* **Raw records**
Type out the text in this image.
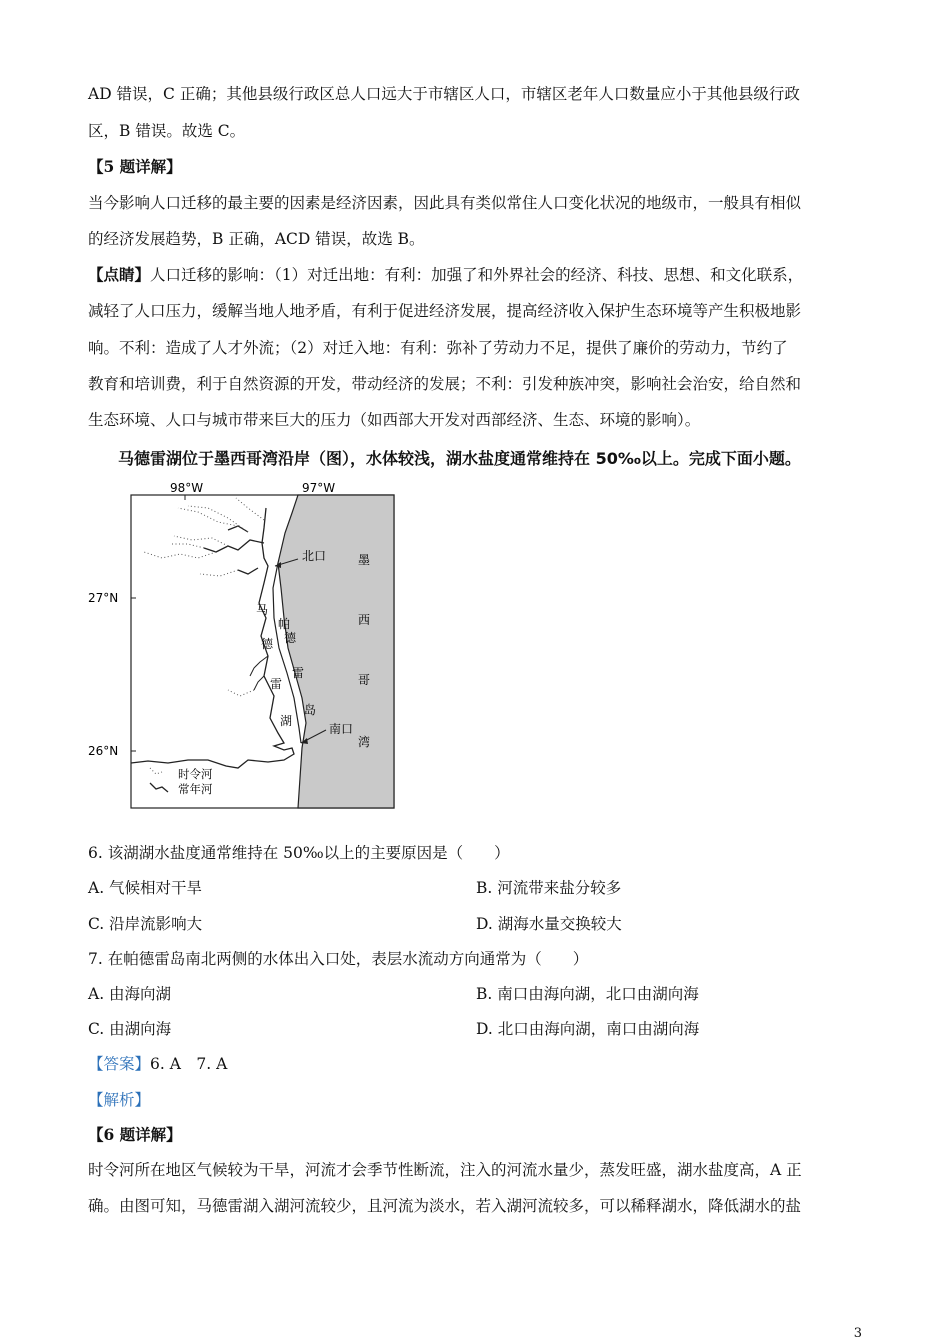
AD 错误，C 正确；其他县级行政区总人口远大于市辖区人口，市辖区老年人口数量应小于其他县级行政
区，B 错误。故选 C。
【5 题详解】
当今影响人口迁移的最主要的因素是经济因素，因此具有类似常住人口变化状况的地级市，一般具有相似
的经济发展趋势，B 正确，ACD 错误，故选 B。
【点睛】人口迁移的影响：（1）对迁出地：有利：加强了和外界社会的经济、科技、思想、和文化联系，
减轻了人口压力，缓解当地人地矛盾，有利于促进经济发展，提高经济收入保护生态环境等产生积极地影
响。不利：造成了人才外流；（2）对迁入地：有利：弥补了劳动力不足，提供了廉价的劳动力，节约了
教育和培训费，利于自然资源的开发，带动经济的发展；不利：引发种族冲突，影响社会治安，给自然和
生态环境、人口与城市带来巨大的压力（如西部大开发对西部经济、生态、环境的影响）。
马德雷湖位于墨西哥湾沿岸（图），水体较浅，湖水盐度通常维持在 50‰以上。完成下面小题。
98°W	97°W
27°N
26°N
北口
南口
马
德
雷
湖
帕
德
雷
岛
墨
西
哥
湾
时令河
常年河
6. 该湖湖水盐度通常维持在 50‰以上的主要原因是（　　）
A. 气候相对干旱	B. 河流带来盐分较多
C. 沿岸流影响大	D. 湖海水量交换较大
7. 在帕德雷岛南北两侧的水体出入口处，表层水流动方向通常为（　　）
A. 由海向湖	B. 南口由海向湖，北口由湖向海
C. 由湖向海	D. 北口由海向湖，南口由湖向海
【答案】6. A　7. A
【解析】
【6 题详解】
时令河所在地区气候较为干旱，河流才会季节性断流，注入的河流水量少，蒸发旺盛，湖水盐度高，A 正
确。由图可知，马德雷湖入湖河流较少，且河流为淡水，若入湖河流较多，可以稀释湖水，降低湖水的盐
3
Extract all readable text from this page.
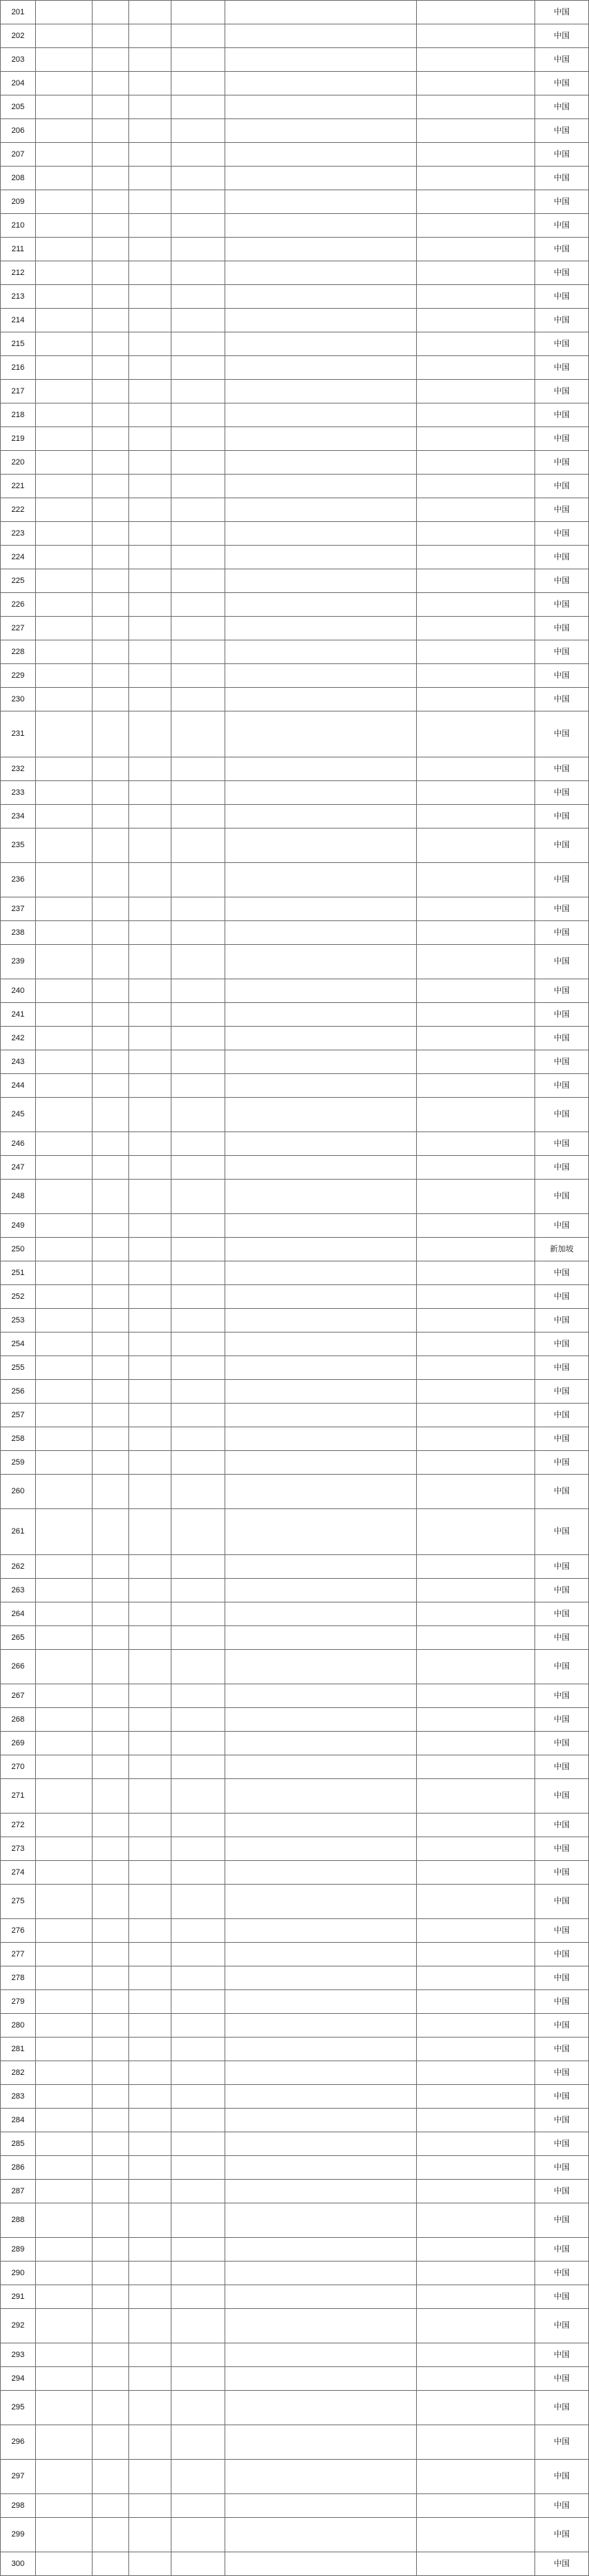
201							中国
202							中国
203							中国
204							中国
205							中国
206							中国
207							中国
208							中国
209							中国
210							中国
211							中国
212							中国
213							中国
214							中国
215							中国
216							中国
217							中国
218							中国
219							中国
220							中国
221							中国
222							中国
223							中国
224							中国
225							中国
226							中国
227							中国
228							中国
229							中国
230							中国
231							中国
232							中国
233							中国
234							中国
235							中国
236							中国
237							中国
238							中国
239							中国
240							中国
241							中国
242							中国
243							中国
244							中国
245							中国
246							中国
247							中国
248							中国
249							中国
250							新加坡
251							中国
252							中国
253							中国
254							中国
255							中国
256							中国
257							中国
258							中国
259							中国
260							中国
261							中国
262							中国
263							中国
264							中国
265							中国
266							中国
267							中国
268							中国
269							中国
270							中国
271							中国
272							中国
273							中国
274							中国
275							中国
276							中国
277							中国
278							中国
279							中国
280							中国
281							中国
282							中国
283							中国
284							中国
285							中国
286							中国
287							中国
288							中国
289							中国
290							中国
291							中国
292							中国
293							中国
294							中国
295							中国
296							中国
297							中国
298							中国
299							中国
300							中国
...
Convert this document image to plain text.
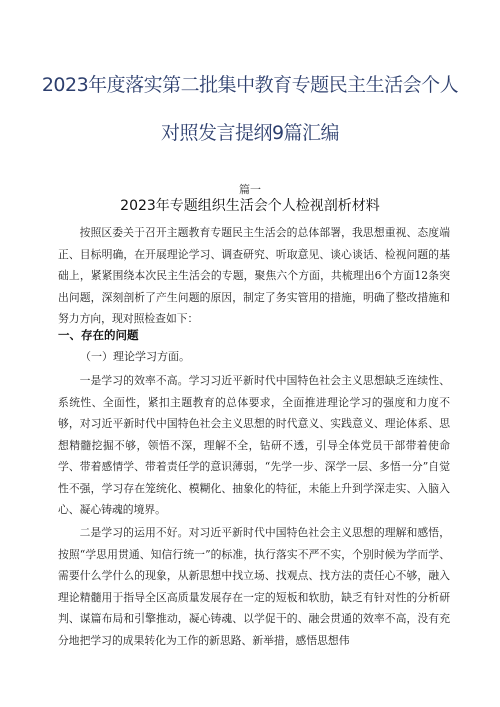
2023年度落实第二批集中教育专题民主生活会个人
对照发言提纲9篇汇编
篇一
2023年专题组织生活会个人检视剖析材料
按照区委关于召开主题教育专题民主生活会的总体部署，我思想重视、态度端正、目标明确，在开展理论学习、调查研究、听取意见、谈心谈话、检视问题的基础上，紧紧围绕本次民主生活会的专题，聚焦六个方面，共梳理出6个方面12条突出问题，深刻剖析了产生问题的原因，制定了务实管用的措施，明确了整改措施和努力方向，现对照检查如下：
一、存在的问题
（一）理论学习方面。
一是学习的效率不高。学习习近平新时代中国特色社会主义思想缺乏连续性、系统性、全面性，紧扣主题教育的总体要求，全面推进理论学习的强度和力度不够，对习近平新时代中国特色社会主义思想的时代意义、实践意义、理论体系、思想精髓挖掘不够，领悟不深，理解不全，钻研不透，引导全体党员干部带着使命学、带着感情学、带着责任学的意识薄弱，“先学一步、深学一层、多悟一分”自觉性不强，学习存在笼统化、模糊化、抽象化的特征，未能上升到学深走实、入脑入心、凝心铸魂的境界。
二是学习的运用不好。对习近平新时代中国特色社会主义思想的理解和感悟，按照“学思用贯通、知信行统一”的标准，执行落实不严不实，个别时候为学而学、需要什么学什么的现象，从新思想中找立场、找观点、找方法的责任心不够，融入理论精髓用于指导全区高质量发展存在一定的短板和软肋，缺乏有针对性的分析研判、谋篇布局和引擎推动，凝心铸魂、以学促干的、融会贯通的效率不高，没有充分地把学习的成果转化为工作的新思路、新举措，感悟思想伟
---
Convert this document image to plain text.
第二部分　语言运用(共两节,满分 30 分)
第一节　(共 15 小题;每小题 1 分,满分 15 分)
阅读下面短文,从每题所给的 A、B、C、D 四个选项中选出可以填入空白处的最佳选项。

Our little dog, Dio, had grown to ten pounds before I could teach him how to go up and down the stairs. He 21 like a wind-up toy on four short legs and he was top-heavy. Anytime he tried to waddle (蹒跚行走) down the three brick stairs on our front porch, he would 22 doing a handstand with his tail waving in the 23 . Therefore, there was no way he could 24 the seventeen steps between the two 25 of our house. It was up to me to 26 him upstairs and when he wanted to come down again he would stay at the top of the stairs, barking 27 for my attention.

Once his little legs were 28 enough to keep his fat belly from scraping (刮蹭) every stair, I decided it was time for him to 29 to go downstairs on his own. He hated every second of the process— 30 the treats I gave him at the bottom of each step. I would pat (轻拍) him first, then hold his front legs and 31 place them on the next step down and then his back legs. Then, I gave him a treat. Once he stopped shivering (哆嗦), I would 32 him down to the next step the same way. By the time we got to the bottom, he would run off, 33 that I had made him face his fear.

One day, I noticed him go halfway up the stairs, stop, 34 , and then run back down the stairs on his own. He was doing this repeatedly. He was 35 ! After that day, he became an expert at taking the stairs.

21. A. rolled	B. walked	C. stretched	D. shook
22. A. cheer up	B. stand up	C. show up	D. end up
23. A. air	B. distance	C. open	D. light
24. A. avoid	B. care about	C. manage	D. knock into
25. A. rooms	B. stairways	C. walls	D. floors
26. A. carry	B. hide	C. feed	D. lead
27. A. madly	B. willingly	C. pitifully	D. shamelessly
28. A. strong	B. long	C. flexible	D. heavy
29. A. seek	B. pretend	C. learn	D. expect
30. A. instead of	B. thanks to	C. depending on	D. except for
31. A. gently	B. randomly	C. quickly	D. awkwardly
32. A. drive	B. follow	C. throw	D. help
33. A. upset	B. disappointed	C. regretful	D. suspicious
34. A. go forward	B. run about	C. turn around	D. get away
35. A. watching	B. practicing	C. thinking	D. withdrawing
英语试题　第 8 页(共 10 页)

* **Problem to solve**
Collect every line from the records above that contains the word "heavy".

* **Full response**
Our little dog, Dio, had grown to ten pounds before I could teach him how to go up and down the stairs. He 21 like a wind-up toy on four short legs and he was top-heavy. Anytime he tried to waddle (蹒跚行走) down the three brick stairs on our front porch, he would 22 doing a handstand with his tail waving in the 23 . Therefore, there was no way he could 24 the seventeen steps between the two 25 of our house. It was up to me to 26 him upstairs and when he wanted to come down again he would stay at the top of the stairs, barking 27 for my attention.
28. A. strong	B. long	C. flexible	D. heavy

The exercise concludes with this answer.